Saved entries
※

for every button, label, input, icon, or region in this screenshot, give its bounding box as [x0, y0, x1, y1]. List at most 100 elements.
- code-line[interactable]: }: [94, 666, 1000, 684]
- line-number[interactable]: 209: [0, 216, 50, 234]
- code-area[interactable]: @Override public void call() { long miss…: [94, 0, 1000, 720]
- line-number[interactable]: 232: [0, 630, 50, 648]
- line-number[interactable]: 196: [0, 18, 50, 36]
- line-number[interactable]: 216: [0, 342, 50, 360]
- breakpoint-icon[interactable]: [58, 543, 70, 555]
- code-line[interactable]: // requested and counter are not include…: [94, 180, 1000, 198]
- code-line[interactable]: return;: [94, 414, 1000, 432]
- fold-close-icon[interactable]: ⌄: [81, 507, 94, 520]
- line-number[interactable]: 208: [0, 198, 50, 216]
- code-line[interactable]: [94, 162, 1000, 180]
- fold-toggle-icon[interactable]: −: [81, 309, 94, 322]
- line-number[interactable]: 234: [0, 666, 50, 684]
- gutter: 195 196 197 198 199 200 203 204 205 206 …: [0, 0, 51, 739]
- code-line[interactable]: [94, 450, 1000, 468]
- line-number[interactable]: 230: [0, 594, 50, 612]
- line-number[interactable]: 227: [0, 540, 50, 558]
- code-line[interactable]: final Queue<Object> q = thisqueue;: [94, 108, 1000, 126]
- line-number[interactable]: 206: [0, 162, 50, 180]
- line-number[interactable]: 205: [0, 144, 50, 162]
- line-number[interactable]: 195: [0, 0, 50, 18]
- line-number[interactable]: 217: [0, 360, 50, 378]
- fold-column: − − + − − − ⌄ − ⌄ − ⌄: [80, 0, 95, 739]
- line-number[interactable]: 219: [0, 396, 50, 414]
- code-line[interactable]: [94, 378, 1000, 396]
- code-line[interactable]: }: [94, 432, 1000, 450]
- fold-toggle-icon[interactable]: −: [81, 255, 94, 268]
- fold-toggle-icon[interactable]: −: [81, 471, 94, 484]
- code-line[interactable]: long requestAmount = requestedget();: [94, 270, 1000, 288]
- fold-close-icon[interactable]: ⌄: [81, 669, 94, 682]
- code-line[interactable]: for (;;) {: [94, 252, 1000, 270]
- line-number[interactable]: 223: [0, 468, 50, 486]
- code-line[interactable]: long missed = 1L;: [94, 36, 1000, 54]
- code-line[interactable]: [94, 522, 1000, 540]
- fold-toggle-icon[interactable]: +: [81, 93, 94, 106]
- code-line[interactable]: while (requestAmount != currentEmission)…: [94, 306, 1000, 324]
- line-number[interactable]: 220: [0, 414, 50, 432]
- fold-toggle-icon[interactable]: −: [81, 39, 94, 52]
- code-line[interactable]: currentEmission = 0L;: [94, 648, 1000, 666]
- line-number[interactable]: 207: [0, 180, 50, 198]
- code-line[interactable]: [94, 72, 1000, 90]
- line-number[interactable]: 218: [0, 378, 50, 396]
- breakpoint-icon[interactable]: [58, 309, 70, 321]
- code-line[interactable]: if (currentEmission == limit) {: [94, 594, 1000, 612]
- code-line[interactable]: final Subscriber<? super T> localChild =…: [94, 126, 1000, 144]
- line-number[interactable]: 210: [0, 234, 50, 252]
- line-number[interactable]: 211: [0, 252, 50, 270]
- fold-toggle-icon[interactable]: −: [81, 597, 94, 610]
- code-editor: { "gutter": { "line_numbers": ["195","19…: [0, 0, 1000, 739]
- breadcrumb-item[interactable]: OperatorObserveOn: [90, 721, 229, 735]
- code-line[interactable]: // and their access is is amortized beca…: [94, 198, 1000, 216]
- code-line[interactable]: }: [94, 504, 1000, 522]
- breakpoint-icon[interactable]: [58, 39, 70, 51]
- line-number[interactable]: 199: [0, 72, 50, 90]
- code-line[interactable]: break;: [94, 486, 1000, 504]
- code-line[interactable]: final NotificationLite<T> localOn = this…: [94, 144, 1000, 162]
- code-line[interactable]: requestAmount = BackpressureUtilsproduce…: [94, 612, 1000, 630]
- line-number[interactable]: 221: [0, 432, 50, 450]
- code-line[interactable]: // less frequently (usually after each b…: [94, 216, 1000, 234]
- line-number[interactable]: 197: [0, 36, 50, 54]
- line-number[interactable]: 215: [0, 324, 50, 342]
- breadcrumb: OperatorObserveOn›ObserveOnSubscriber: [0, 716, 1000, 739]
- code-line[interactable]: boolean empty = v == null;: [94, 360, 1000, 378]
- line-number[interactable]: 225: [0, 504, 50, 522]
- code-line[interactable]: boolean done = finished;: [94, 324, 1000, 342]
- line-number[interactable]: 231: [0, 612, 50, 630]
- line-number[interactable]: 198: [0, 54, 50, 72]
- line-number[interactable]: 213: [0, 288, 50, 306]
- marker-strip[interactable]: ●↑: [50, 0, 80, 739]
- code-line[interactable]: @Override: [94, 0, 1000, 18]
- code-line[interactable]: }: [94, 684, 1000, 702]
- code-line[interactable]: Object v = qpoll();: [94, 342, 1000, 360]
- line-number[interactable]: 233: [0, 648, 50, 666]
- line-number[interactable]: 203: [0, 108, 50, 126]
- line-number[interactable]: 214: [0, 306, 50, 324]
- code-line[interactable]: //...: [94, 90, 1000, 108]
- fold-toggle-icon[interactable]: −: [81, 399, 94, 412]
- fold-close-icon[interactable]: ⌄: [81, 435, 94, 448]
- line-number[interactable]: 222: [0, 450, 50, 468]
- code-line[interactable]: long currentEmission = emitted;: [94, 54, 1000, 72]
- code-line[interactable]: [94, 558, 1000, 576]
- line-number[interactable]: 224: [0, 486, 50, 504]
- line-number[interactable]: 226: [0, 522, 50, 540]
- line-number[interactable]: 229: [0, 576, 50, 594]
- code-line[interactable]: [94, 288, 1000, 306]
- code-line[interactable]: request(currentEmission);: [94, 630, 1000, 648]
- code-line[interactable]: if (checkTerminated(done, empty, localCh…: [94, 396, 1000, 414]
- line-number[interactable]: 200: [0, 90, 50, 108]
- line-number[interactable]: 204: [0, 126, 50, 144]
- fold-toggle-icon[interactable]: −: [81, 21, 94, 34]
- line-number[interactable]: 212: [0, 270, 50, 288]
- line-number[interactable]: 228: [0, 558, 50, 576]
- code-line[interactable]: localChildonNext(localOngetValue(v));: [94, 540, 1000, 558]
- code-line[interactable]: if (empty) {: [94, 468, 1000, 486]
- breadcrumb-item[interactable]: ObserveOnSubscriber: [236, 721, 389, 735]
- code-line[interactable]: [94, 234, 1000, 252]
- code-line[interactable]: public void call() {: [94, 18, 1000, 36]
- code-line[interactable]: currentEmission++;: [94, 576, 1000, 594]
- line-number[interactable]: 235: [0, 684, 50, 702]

※

### Prompt
Select every line in the material above that contains the string "void".

### Solution to the problem
- code-area[interactable]: @Override public void call() { long miss…: [94, 0, 1000, 720]
- code-line[interactable]: public void call() {: [94, 18, 1000, 36]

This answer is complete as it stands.